• Given request
The data below needs to be returned exactly, line for line.

• Given entries
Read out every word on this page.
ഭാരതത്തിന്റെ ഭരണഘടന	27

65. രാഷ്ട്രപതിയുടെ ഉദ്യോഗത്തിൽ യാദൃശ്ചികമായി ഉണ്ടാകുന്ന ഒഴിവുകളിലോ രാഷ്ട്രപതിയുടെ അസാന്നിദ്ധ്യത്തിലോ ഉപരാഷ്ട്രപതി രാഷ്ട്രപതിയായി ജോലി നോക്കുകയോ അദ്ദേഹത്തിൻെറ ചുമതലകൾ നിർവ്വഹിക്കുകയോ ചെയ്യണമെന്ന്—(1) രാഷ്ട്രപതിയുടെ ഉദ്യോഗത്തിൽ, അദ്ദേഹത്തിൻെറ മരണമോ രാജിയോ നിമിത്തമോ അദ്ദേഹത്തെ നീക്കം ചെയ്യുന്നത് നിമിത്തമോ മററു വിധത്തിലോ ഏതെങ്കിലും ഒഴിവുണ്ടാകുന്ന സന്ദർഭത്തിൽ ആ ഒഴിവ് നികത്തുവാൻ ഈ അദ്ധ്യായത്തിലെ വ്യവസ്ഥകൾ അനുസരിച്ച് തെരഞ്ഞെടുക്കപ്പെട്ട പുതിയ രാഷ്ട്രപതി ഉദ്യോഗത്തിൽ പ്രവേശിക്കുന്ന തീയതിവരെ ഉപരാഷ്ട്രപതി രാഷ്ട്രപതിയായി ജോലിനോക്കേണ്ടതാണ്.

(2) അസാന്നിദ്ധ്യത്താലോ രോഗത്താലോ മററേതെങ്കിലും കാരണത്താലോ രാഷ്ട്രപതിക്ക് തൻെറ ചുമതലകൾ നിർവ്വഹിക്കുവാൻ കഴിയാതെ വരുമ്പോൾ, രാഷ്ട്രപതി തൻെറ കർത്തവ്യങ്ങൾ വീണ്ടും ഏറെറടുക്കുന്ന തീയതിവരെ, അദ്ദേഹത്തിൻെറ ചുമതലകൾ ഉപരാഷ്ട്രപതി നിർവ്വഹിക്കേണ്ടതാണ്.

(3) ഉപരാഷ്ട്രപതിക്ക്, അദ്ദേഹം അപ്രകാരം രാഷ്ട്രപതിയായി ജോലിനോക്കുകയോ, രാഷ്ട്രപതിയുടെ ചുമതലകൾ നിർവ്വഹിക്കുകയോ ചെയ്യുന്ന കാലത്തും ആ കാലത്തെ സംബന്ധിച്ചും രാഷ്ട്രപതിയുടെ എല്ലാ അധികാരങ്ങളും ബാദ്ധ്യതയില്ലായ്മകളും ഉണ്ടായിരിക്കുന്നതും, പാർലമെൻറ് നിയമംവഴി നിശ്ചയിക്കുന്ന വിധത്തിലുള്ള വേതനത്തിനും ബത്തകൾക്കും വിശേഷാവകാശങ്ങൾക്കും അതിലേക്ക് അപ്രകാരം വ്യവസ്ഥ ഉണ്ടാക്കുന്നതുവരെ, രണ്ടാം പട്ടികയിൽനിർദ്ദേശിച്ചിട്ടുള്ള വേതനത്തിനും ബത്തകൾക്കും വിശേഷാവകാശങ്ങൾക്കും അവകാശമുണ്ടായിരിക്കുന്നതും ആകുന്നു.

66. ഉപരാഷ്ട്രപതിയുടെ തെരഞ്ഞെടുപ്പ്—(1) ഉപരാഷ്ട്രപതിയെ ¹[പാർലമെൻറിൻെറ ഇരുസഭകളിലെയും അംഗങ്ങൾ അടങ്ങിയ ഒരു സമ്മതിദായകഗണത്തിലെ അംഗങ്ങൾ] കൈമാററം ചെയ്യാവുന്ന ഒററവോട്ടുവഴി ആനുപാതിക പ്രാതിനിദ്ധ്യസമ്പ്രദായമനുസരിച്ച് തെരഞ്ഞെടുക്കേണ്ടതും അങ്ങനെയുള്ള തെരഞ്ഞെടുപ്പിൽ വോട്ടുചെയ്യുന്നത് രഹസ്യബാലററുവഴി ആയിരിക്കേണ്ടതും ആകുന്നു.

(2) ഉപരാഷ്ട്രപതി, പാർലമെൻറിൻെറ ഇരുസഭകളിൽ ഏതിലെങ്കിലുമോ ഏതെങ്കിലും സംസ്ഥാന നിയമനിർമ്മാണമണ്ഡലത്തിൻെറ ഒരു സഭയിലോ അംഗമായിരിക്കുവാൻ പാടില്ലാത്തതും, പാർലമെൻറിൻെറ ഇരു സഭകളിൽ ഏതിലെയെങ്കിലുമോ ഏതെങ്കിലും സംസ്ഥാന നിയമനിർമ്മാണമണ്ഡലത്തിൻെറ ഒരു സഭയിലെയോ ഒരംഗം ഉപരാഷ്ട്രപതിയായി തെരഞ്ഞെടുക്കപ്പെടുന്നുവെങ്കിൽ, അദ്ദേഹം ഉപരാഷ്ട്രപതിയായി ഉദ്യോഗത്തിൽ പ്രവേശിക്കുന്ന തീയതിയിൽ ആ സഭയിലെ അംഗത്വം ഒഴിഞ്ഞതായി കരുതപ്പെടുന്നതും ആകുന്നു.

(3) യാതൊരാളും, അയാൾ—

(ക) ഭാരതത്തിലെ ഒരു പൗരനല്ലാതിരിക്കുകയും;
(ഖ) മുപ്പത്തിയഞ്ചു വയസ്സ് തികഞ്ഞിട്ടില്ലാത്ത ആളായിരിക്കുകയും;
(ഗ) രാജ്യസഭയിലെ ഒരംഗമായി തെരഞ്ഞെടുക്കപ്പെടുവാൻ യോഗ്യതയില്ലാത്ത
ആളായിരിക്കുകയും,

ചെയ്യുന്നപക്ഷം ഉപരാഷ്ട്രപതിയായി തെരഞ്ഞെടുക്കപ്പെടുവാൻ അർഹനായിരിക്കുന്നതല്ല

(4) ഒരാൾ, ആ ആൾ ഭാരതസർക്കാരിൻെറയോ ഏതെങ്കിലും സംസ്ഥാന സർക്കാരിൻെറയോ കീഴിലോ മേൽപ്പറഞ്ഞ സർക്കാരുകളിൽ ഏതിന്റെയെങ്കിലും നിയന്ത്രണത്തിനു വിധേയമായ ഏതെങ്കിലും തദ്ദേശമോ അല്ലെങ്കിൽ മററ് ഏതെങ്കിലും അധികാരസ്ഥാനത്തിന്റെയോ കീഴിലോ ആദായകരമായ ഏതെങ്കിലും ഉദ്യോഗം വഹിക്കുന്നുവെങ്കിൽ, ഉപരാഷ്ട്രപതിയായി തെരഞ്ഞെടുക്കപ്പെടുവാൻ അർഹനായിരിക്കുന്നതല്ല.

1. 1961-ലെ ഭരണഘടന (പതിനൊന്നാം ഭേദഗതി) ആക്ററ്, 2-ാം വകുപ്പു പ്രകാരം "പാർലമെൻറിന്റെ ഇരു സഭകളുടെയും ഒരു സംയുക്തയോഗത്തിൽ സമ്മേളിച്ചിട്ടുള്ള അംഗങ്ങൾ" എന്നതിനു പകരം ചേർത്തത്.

• Output for this task
Read out every word on this page.
ഭാരതത്തിന്റെ ഭരണഘടന	27

65. രാഷ്ട്രപതിയുടെ ഉദ്യോഗത്തിൽ യാദൃശ്ചികമായി ഉണ്ടാകുന്ന ഒഴിവുകളിലോ രാഷ്ട്രപതിയുടെ അസാന്നിദ്ധ്യത്തിലോ ഉപരാഷ്ട്രപതി രാഷ്ട്രപതിയായി ജോലി നോക്കുകയോ അദ്ദേഹത്തിൻെറ ചുമതലകൾ നിർവ്വഹിക്കുകയോ ചെയ്യണമെന്ന്—(1) രാഷ്ട്രപതിയുടെ ഉദ്യോഗത്തിൽ, അദ്ദേഹത്തിൻെറ മരണമോ രാജിയോ നിമിത്തമോ അദ്ദേഹത്തെ നീക്കം ചെയ്യുന്നത് നിമിത്തമോ മററു വിധത്തിലോ ഏതെങ്കിലും ഒഴിവുണ്ടാകുന്ന സന്ദർഭത്തിൽ ആ ഒഴിവ് നികത്തുവാൻ ഈ അദ്ധ്യായത്തിലെ വ്യവസ്ഥകൾ അനുസരിച്ച് തെരഞ്ഞെടുക്കപ്പെട്ട പുതിയ രാഷ്ട്രപതി ഉദ്യോഗത്തിൽ പ്രവേശിക്കുന്ന തീയതിവരെ ഉപരാഷ്ട്രപതി രാഷ്ട്രപതിയായി ജോലിനോക്കേണ്ടതാണ്.

(2) അസാന്നിദ്ധ്യത്താലോ രോഗത്താലോ മററേതെങ്കിലും കാരണത്താലോ രാഷ്ട്രപതിക്ക് തൻെറ ചുമതലകൾ നിർവ്വഹിക്കുവാൻ കഴിയാതെ വരുമ്പോൾ, രാഷ്ട്രപതി തൻെറ കർത്തവ്യങ്ങൾ വീണ്ടും ഏറെറടുക്കുന്ന തീയതിവരെ, അദ്ദേഹത്തിൻെറ ചുമതലകൾ ഉപരാഷ്ട്രപതി നിർവ്വഹിക്കേണ്ടതാണ്.

(3) ഉപരാഷ്ട്രപതിക്ക്, അദ്ദേഹം അപ്രകാരം രാഷ്ട്രപതിയായി ജോലിനോക്കുകയോ, രാഷ്ട്രപതിയുടെ ചുമതലകൾ നിർവ്വഹിക്കുകയോ ചെയ്യുന്ന കാലത്തും ആ കാലത്തെ സംബന്ധിച്ചും രാഷ്ട്രപതിയുടെ എല്ലാ അധികാരങ്ങളും ബാദ്ധ്യതയില്ലായ്മകളും ഉണ്ടായിരിക്കുന്നതും, പാർലമെൻറ് നിയമംവഴി നിശ്ചയിക്കുന്ന വിധത്തിലുള്ള വേതനത്തിനും ബത്തകൾക്കും വിശേഷാവകാശങ്ങൾക്കും അതിലേക്ക് അപ്രകാരം വ്യവസ്ഥ ഉണ്ടാക്കുന്നതുവരെ, രണ്ടാം പട്ടികയിൽനിർദ്ദേശിച്ചിട്ടുള്ള വേതനത്തിനും ബത്തകൾക്കും വിശേഷാവകാശങ്ങൾക്കും അവകാശമുണ്ടായിരിക്കുന്നതും ആകുന്നു.

66. ഉപരാഷ്ട്രപതിയുടെ തെരഞ്ഞെടുപ്പ്—(1) ഉപരാഷ്ട്രപതിയെ ¹[പാർലമെൻറിൻെറ ഇരുസഭകളിലെയും അംഗങ്ങൾ അടങ്ങിയ ഒരു സമ്മതിദായകഗണത്തിലെ അംഗങ്ങൾ] കൈമാററം ചെയ്യാവുന്ന ഒററവോട്ടുവഴി ആനുപാതിക പ്രാതിനിദ്ധ്യസമ്പ്രദായമനുസരിച്ച് തെരഞ്ഞെടുക്കേണ്ടതും അങ്ങനെയുള്ള തെരഞ്ഞെടുപ്പിൽ വോട്ടുചെയ്യുന്നത് രഹസ്യബാലററുവഴി ആയിരിക്കേണ്ടതും ആകുന്നു.

(2) ഉപരാഷ്ട്രപതി, പാർലമെൻറിൻെറ ഇരുസഭകളിൽ ഏതിലെങ്കിലുമോ ഏതെങ്കിലും സംസ്ഥാന നിയമനിർമ്മാണമണ്ഡലത്തിൻെറ ഒരു സഭയിലോ അംഗമായിരിക്കുവാൻ പാടില്ലാത്തതും, പാർലമെൻറിൻെറ ഇരു സഭകളിൽ ഏതിലെയെങ്കിലുമോ ഏതെങ്കിലും സംസ്ഥാന നിയമനിർമ്മാണമണ്ഡലത്തിൻെറ ഒരു സഭയിലെയോ ഒരംഗം ഉപരാഷ്ട്രപതിയായി തെരഞ്ഞെടുക്കപ്പെടുന്നുവെങ്കിൽ, അദ്ദേഹം ഉപരാഷ്ട്രപതിയായി ഉദ്യോഗത്തിൽ പ്രവേശിക്കുന്ന തീയതിയിൽ ആ സഭയിലെ അംഗത്വം ഒഴിഞ്ഞതായി കരുതപ്പെടുന്നതും ആകുന്നു.

(3) യാതൊരാളും, അയാൾ—

(ക) ഭാരതത്തിലെ ഒരു പൗരനല്ലാതിരിക്കുകയും;
(ഖ) മുപ്പത്തിയഞ്ചു വയസ്സ് തികഞ്ഞിട്ടില്ലാത്ത ആളായിരിക്കുകയും;
(ഗ) രാജ്യസഭയിലെ ഒരംഗമായി തെരഞ്ഞെടുക്കപ്പെടുവാൻ യോഗ്യതയില്ലാത്ത
ആളായിരിക്കുകയും,

ചെയ്യുന്നപക്ഷം ഉപരാഷ്ട്രപതിയായി തെരഞ്ഞെടുക്കപ്പെടുവാൻ അർഹനായിരിക്കുന്നതല്ല

(4) ഒരാൾ, ആ ആൾ ഭാരതസർക്കാരിൻെറയോ ഏതെങ്കിലും സംസ്ഥാന സർക്കാരിൻെറയോ കീഴിലോ മേൽപ്പറഞ്ഞ സർക്കാരുകളിൽ ഏതിന്റെയെങ്കിലും നിയന്ത്രണത്തിനു വിധേയമായ ഏതെങ്കിലും തദ്ദേശമോ അല്ലെങ്കിൽ മററ് ഏതെങ്കിലും അധികാരസ്ഥാനത്തിന്റെയോ കീഴിലോ ആദായകരമായ ഏതെങ്കിലും ഉദ്യോഗം വഹിക്കുന്നുവെങ്കിൽ, ഉപരാഷ്ട്രപതിയായി തെരഞ്ഞെടുക്കപ്പെടുവാൻ അർഹനായിരിക്കുന്നതല്ല.

1. 1961-ലെ ഭരണഘടന (പതിനൊന്നാം ഭേദഗതി) ആക്ററ്, 2-ാം വകുപ്പു പ്രകാരം "പാർലമെൻറിന്റെ ഇരു സഭകളുടെയും ഒരു സംയുക്തയോഗത്തിൽ സമ്മേളിച്ചിട്ടുള്ള അംഗങ്ങൾ" എന്നതിനു പകരം ചേർത്തത്.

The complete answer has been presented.